Extracted data entries
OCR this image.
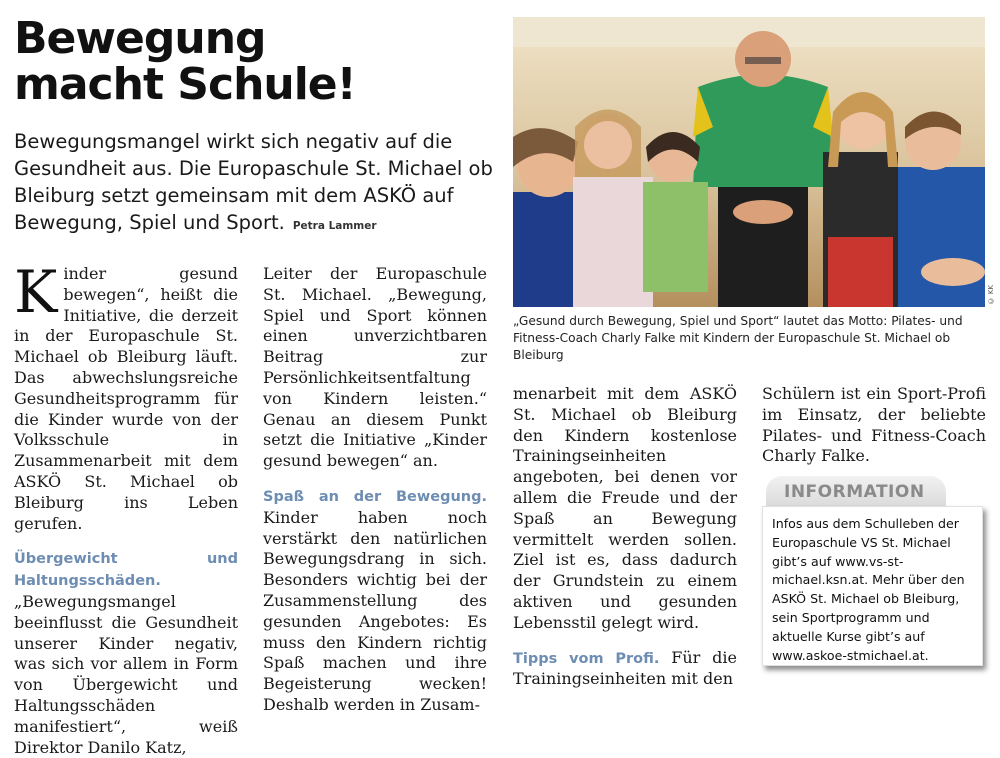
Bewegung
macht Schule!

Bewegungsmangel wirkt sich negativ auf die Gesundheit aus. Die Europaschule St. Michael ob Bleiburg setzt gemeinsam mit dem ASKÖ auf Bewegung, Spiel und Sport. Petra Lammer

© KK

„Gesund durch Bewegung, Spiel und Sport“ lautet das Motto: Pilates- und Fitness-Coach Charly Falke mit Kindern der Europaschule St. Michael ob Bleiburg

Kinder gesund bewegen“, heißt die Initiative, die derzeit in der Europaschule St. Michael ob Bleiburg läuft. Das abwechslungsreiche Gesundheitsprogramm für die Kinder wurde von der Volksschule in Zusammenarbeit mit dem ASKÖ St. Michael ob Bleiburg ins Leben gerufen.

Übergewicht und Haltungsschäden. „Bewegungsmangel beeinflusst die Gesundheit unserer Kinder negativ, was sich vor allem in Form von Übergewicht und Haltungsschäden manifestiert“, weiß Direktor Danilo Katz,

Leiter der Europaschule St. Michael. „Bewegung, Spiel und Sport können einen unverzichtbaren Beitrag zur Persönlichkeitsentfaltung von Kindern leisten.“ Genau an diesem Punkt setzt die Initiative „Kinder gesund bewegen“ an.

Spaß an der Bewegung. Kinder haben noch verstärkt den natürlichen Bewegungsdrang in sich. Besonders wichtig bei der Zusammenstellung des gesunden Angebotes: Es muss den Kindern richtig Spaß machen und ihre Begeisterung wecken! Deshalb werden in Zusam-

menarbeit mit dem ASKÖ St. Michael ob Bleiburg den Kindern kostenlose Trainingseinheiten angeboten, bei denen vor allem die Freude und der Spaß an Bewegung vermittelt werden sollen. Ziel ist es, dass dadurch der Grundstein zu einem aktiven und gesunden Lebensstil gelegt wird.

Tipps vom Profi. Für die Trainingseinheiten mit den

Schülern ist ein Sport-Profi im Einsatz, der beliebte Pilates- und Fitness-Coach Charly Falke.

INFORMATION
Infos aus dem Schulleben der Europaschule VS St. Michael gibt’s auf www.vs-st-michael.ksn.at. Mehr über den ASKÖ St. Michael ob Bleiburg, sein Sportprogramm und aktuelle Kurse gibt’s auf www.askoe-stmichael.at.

Task description
Using the records above, select and copy every line that has the word "Falke".

Complete response
„Gesund durch Bewegung, Spiel und Sport“ lautet das Motto: Pilates- und Fitness-Coach Charly Falke mit Kindern der Europaschule St. Michael ob Bleiburg
Schülern ist ein Sport-Profi im Einsatz, der beliebte Pilates- und Fitness-Coach Charly Falke.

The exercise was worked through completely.